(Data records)
Begin
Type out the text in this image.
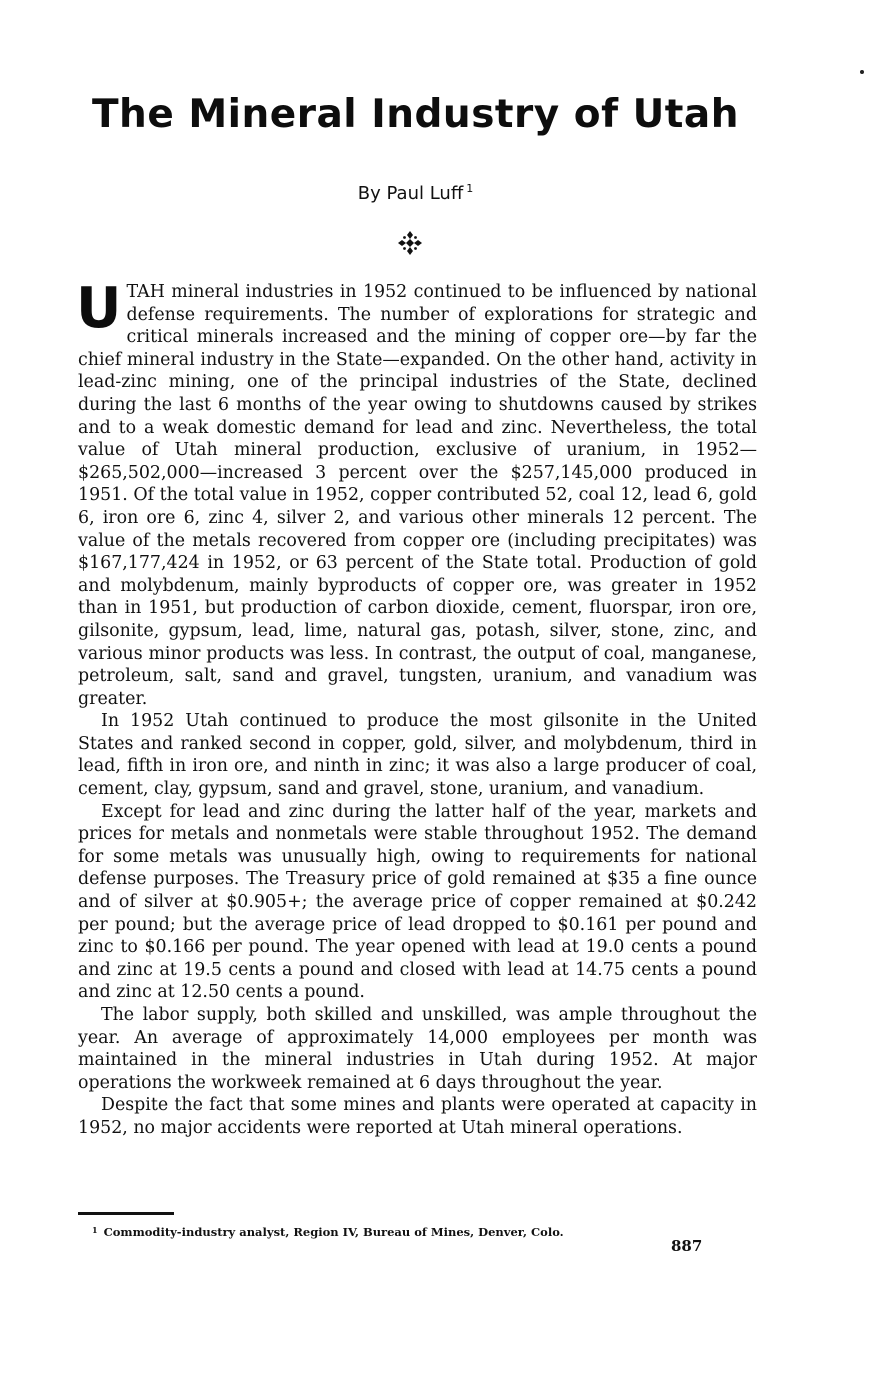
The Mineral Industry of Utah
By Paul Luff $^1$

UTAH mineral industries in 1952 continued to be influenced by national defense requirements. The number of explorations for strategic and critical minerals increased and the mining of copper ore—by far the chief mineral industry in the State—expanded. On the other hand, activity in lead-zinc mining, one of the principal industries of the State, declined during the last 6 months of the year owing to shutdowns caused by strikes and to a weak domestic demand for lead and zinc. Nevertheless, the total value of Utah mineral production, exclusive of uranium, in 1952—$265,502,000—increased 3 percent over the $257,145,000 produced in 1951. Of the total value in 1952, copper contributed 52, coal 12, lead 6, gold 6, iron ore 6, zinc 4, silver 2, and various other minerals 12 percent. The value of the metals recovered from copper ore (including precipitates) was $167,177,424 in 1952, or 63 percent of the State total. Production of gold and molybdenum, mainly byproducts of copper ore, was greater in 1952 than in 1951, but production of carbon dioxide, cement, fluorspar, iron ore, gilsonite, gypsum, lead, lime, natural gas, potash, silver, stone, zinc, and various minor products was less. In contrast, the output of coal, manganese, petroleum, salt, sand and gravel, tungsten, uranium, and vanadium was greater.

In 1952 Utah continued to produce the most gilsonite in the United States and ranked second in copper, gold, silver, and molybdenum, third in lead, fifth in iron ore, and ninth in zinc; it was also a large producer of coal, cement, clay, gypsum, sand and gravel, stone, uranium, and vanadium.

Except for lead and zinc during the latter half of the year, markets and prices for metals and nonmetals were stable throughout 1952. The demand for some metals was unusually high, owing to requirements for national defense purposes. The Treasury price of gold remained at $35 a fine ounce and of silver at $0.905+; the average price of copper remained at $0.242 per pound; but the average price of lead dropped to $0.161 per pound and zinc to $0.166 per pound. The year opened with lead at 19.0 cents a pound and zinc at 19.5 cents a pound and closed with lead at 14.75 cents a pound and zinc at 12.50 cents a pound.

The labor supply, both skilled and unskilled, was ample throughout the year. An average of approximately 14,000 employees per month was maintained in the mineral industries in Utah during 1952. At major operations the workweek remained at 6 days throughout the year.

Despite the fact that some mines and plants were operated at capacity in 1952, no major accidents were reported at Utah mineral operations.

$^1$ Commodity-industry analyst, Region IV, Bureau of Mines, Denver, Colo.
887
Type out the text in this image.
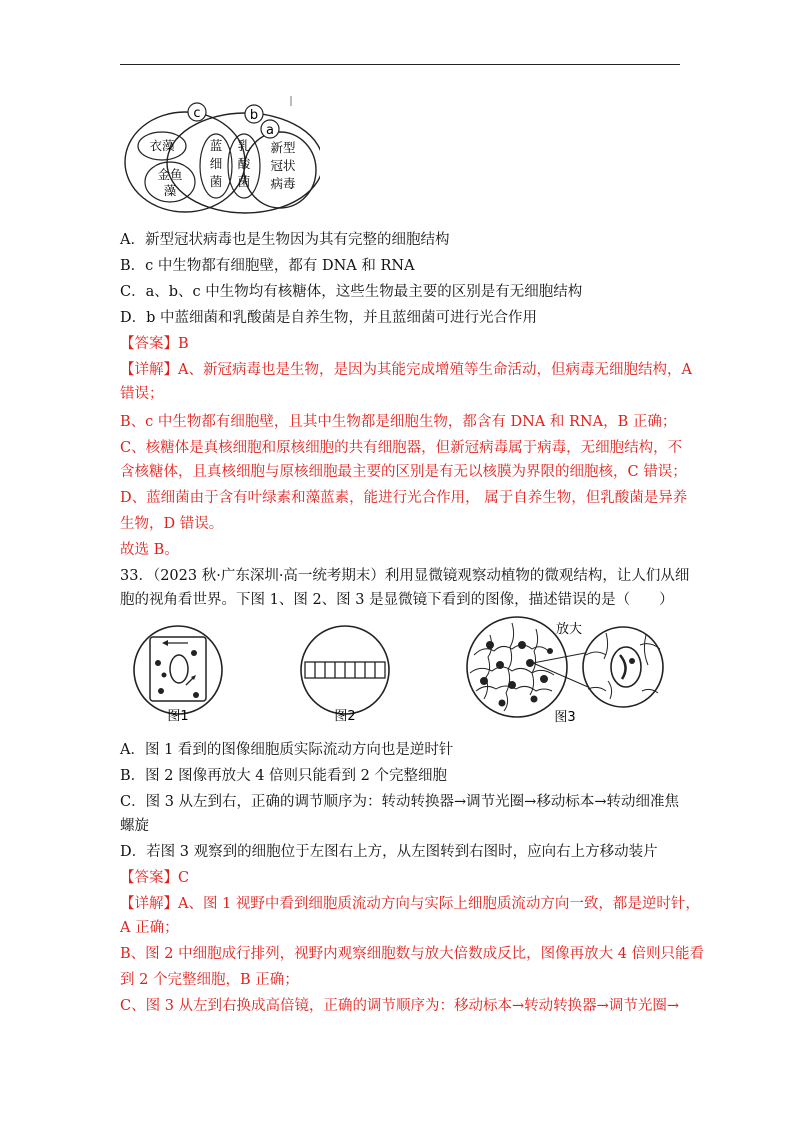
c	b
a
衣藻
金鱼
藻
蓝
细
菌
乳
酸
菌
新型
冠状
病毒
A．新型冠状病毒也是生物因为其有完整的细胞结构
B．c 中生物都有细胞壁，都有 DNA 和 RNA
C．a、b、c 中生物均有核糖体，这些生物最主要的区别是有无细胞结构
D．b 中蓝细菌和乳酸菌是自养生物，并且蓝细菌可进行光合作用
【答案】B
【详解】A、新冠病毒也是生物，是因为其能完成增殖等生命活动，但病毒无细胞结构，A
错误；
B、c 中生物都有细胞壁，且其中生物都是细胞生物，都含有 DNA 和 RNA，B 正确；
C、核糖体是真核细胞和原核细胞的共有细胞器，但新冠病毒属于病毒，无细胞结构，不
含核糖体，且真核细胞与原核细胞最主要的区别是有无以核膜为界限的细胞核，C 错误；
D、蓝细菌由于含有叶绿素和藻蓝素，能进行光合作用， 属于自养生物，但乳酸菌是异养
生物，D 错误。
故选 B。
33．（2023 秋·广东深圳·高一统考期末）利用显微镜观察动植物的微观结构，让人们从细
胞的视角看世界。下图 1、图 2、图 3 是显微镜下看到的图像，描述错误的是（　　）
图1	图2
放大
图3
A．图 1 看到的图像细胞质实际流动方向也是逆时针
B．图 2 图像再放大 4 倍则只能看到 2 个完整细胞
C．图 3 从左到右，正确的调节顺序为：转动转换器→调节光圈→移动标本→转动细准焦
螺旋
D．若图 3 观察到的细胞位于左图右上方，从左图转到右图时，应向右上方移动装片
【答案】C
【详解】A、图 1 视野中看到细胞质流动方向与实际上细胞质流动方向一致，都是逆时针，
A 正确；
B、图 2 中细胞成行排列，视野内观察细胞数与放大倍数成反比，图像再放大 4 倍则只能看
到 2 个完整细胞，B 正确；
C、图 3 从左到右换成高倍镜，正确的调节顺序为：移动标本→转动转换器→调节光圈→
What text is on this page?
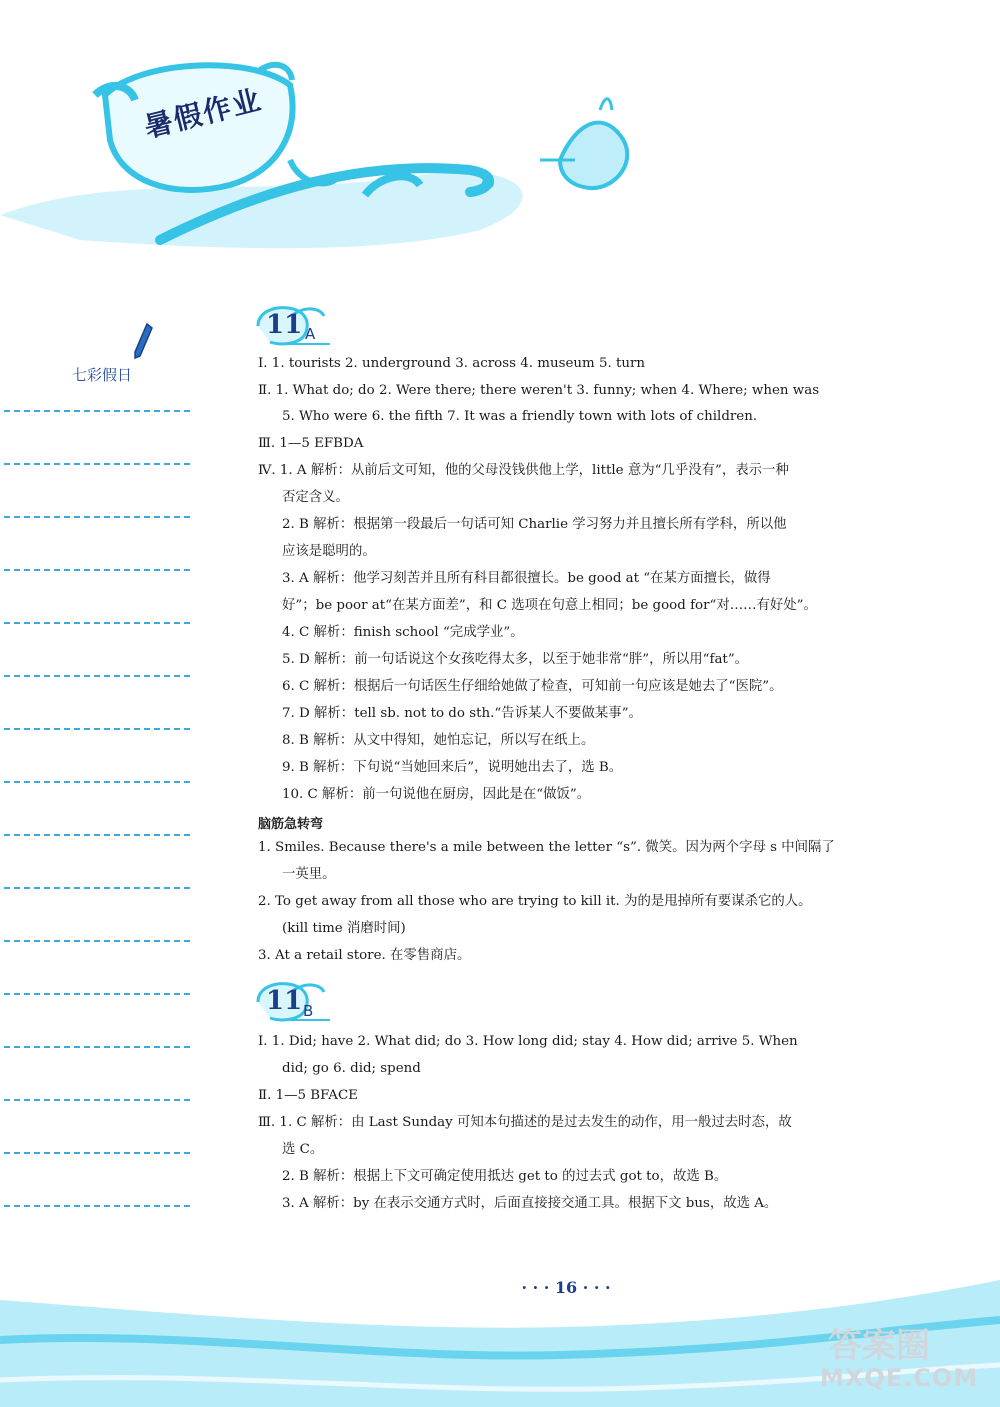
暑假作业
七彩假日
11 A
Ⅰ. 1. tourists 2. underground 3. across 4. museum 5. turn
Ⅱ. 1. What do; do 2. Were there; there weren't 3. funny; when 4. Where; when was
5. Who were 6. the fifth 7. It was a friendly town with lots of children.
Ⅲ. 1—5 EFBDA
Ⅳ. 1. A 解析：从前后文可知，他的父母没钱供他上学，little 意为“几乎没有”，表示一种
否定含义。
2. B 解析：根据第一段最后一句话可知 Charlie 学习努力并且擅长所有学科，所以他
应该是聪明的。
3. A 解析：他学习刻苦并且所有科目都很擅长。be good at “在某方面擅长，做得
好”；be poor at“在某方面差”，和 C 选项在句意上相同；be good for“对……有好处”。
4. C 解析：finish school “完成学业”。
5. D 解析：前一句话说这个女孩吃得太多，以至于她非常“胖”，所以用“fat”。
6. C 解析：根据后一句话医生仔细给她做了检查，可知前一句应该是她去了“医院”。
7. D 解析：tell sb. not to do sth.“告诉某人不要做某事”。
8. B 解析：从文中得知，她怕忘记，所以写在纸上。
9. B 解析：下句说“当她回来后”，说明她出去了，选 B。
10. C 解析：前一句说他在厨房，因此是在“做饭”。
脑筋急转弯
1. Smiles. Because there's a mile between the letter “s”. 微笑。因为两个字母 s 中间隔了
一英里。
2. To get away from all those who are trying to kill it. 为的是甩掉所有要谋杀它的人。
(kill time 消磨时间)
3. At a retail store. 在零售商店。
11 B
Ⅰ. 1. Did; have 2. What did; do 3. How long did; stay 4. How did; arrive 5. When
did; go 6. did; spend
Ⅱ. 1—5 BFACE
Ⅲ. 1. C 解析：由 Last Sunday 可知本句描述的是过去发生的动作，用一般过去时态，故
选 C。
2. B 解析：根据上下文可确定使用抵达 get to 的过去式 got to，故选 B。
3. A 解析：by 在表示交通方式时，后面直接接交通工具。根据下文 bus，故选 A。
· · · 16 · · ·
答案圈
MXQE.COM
End
Short task:
Count the lines above that contain the word "operations", and give only that number.

Result:
2